TEXT PASSAGE:
Argentine sports club

Club Náutico Hacoaj is an Argentine sports club headquartered in the Tigre district of Greater Buenos Aires. Although the institution was founded as a rowing club, Hacoaj hosts a wide range of activities, including basketball, field hockey, football, golf, tennis, and volleyball, among others.

Founded in 1935, the club is considered one of the most important institutions of the Jewish community in Argentina. The club has more than 10,000 members.

Since 2024, Hacoaj's football team plays in Torneo Promocional Amateur, the fifth level of the Argentine football system.

== History ==

Large numbers of Jews first came to Argentina in the middle of the 19th century. Those were the times when Argentina encouraged immigration from Europe. The first Jews arrived from Russia, Poland, The Austro-Hungarian Empire and Germany, while other Jewish people came from the Ottoman Empire. Those groups established their homes mainly in the rural areas of Buenos Aires, Entre Ríos, and Santa Fe, where they worked as tenant farmers.

During the decades of the 1920s and 1930s a second immigrant group arrived to Argentina, where they developed their professional careers in the biggest cities of the country, working as teachers, journalists, actors, and politicians. The districts where the most Jews established were Villa Crespo, Balvanera, Flores, Barracas, La Boca, and suburban areas. As they usually did, Jewish people organized their social activities founding their own institutions such as temples, cemeteries, hospitals, committees, and clubs.

WORK TASK 1: From the passage on Club Náutico Hacoaj, extract the wording from "Club Náutico Hacoaj" to "Argentine football system.".
WORK TASK 2: Which districts does the passage on Club Náutico Hacoaj name as the places where the most Jews established themselves?
WORK TASK 3: Render this sentence from the passage on Club Náutico Hacoaj in Spanish: "Founded in 1935, the club is considered one of the most important institutions of the Jewish community in Argentina."
The rows that follow are separate material and have no connection to the passage on Club Náutico Hacoaj.

PROVIDED RECORDS:
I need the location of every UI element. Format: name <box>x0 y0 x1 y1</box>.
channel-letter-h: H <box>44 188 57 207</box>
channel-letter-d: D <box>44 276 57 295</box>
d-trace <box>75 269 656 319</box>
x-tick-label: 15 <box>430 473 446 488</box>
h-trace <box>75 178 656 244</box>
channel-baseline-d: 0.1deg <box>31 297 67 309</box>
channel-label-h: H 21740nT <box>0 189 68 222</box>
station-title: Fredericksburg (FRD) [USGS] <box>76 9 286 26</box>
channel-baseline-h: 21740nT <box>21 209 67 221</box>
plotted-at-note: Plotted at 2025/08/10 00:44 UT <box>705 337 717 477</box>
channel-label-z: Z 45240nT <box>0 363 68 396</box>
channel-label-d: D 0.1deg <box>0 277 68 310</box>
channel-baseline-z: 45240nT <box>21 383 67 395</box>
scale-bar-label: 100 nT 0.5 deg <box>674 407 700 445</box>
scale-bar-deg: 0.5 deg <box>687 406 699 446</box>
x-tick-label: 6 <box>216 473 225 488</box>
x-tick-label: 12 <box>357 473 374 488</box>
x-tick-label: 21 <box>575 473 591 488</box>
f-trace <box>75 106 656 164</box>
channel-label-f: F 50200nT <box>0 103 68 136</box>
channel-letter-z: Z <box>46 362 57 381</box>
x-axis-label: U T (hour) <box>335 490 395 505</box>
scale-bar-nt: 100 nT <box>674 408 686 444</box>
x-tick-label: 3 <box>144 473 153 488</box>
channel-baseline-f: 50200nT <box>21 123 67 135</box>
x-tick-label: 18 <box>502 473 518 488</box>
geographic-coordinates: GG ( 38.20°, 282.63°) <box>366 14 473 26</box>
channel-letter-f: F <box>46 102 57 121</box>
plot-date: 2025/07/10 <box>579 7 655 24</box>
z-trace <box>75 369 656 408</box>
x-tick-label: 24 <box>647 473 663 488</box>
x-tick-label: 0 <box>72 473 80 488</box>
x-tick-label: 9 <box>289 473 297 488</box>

WRITTEN ANSWER 1:
Club Náutico Hacoaj is an Argentine sports club headquartered in the Tigre district of Greater Buenos Aires. Although the institution was founded as a rowing club, Hacoaj hosts a wide range of activities, including basketball, field hockey, football, golf, tennis, and volleyball, among others.

Founded in 1935, the club is considered one of the most important institutions of the Jewish community in Argentina. The club has more than 10,000 members.

Since 2024, Hacoaj's football team plays in Torneo Promocional Amateur, the fifth level of the Argentine football system.

WRITTEN ANSWER 2: Villa Crespo, Balvanera, Flores, Barracas, La Boca

WRITTEN ANSWER 3: Fundado en 1935, el club es considerado una de las instituciones más importantes de la comunidad judía en Argentina.